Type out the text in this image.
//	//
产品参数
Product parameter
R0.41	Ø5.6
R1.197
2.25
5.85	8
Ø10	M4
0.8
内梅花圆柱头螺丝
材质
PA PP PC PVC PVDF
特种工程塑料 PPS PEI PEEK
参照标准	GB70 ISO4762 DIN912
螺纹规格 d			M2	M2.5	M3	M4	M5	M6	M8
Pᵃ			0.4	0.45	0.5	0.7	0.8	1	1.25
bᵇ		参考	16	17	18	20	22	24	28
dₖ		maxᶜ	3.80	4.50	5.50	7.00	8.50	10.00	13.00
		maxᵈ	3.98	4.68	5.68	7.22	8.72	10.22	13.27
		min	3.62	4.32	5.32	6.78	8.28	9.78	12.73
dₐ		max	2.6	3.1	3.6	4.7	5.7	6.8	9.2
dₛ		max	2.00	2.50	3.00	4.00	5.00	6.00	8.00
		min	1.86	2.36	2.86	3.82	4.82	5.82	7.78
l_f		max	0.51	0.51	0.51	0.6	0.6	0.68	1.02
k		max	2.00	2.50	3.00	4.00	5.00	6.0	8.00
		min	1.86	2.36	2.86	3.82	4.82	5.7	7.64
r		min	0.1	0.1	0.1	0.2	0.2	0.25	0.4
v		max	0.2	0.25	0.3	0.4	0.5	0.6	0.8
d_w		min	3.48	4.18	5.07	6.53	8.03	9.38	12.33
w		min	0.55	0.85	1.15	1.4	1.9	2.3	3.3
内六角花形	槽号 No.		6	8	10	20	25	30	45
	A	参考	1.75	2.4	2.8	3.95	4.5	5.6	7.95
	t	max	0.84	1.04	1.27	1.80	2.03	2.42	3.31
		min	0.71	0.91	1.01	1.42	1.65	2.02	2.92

***

# Objective
Every record should be given again exactly.

# Exercise answer
Type out the text in this image.
//	//
产品参数
Product parameter
R0.41	Ø5.6
R1.197
2.25
5.85	8
Ø10	M4
0.8
内梅花圆柱头螺丝
材质
PA PP PC PVC PVDF
特种工程塑料 PPS PEI PEEK
参照标准	GB70 ISO4762 DIN912
螺纹规格 d			M2	M2.5	M3	M4	M5	M6	M8
Pᵃ			0.4	0.45	0.5	0.7	0.8	1	1.25
bᵇ		参考	16	17	18	20	22	24	28
dₖ		maxᶜ	3.80	4.50	5.50	7.00	8.50	10.00	13.00
		maxᵈ	3.98	4.68	5.68	7.22	8.72	10.22	13.27
		min	3.62	4.32	5.32	6.78	8.28	9.78	12.73
dₐ		max	2.6	3.1	3.6	4.7	5.7	6.8	9.2
dₛ		max	2.00	2.50	3.00	4.00	5.00	6.00	8.00
		min	1.86	2.36	2.86	3.82	4.82	5.82	7.78
l_f		max	0.51	0.51	0.51	0.6	0.6	0.68	1.02
k		max	2.00	2.50	3.00	4.00	5.00	6.0	8.00
		min	1.86	2.36	2.86	3.82	4.82	5.7	7.64
r		min	0.1	0.1	0.1	0.2	0.2	0.25	0.4
v		max	0.2	0.25	0.3	0.4	0.5	0.6	0.8
d_w		min	3.48	4.18	5.07	6.53	8.03	9.38	12.33
w		min	0.55	0.85	1.15	1.4	1.9	2.3	3.3
内六角花形	槽号 No.		6	8	10	20	25	30	45
	A	参考	1.75	2.4	2.8	3.95	4.5	5.6	7.95
	t	max	0.84	1.04	1.27	1.80	2.03	2.42	3.31
		min	0.71	0.91	1.01	1.42	1.65	2.02	2.92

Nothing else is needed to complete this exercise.